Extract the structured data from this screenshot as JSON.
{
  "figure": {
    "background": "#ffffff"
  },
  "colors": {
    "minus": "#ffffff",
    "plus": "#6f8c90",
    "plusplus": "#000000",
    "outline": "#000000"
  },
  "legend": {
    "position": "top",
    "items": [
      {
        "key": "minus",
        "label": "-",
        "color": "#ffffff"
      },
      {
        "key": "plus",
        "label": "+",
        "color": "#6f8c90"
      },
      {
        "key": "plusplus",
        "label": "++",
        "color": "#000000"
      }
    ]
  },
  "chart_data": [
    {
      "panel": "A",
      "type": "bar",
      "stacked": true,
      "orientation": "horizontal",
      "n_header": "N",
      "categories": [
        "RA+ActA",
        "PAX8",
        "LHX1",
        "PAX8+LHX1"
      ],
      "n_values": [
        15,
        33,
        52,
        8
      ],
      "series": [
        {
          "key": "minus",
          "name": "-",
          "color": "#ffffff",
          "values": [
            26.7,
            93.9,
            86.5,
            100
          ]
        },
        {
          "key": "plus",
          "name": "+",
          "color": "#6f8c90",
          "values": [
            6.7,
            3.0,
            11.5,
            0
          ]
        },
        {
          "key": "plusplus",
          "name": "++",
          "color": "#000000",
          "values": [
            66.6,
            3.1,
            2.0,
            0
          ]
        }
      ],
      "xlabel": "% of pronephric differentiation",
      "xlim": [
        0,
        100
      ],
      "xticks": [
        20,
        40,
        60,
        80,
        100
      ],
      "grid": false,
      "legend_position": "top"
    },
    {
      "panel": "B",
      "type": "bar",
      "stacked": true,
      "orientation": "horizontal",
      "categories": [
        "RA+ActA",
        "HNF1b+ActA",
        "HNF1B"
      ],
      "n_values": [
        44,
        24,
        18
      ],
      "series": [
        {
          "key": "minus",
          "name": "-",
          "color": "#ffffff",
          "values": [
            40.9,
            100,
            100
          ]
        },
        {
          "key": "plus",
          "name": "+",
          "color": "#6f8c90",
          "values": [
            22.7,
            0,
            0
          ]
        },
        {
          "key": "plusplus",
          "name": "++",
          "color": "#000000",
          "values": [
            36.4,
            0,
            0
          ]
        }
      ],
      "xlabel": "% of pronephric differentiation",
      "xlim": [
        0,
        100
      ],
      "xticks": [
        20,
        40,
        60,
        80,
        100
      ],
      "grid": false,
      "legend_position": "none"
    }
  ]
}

•••••

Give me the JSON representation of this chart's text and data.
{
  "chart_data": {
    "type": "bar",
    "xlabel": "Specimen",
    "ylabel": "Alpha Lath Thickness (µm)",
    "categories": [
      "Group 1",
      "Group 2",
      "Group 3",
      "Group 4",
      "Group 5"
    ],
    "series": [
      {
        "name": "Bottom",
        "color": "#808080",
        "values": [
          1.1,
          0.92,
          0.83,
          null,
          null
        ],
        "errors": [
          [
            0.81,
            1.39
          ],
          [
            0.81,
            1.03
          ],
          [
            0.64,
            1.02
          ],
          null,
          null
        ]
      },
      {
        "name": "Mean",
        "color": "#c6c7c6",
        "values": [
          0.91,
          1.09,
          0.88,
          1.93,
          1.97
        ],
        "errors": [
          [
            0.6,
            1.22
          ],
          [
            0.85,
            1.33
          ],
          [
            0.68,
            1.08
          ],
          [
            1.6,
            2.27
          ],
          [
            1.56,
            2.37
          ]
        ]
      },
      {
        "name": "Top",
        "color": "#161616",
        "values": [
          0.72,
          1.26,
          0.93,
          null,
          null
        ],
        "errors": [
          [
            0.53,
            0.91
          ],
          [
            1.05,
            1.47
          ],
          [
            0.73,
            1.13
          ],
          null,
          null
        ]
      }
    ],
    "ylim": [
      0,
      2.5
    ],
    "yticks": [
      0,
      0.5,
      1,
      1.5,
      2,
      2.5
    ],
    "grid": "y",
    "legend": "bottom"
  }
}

•••••

• Exercise aim: Copy every line in the entries above that has the string "this" in it.

• Correct answer:
Extract the structured data from this screenshot as JSON.
Give me the JSON representation of this chart's text and data.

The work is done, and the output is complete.